> **EXERCISE DETAILS**
Write out every entry exactly as it stands.

Dataset entries:
>>>>>

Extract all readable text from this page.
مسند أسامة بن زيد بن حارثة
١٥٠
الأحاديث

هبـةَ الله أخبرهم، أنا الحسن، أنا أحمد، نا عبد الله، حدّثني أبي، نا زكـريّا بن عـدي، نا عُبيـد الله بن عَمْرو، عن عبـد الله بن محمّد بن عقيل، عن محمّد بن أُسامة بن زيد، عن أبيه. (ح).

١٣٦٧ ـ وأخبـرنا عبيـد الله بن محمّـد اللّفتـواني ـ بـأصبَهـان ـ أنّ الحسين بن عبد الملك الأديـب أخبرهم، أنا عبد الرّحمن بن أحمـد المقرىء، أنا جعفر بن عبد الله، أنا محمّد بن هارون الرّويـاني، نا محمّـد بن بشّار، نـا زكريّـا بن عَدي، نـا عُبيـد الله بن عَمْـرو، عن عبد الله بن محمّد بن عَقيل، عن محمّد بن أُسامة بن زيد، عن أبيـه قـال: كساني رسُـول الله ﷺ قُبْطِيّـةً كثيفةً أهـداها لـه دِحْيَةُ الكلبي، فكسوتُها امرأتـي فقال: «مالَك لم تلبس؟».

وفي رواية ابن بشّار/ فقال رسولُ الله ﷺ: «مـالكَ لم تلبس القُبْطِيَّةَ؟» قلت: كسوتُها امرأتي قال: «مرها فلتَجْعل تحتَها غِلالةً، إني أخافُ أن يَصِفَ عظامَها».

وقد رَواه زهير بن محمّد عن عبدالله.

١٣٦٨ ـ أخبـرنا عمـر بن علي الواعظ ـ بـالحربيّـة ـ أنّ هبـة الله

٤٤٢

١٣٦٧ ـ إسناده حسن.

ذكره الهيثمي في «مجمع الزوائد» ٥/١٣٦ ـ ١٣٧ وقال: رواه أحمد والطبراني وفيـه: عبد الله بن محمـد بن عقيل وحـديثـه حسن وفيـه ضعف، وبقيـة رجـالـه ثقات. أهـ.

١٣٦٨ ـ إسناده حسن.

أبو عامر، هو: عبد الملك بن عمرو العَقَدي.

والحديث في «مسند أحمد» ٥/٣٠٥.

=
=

<<<<<

> **ANSWER TO THE EXERCISE**
Extract all readable text from this page.
مسند أسامة بن زيد بن حارثة
١٥٠
الأحاديث

هبـةَ الله أخبرهم، أنا الحسن، أنا أحمد، نا عبد الله، حدّثني أبي، نا زكـريّا بن عـدي، نا عُبيـد الله بن عَمْرو، عن عبـد الله بن محمّد بن عقيل، عن محمّد بن أُسامة بن زيد، عن أبيه. (ح).

١٣٦٧ ـ وأخبـرنا عبيـد الله بن محمّـد اللّفتـواني ـ بـأصبَهـان ـ أنّ الحسين بن عبد الملك الأديـب أخبرهم، أنا عبد الرّحمن بن أحمـد المقرىء، أنا جعفر بن عبد الله، أنا محمّد بن هارون الرّويـاني، نا محمّـد بن بشّار، نـا زكريّـا بن عَدي، نـا عُبيـد الله بن عَمْـرو، عن عبد الله بن محمّد بن عَقيل، عن محمّد بن أُسامة بن زيد، عن أبيـه قـال: كساني رسُـول الله ﷺ قُبْطِيّـةً كثيفةً أهـداها لـه دِحْيَةُ الكلبي، فكسوتُها امرأتـي فقال: «مالَك لم تلبس؟».

وفي رواية ابن بشّار/ فقال رسولُ الله ﷺ: «مـالكَ لم تلبس القُبْطِيَّةَ؟» قلت: كسوتُها امرأتي قال: «مرها فلتَجْعل تحتَها غِلالةً، إني أخافُ أن يَصِفَ عظامَها».

وقد رَواه زهير بن محمّد عن عبدالله.

١٣٦٨ ـ أخبـرنا عمـر بن علي الواعظ ـ بـالحربيّـة ـ أنّ هبـة الله

٤٤٢

١٣٦٧ ـ إسناده حسن.

ذكره الهيثمي في «مجمع الزوائد» ٥/١٣٦ ـ ١٣٧ وقال: رواه أحمد والطبراني وفيـه: عبد الله بن محمـد بن عقيل وحـديثـه حسن وفيـه ضعف، وبقيـة رجـالـه ثقات. أهـ.

١٣٦٨ ـ إسناده حسن.

أبو عامر، هو: عبد الملك بن عمرو العَقَدي.

والحديث في «مسند أحمد» ٥/٣٠٥.

=
=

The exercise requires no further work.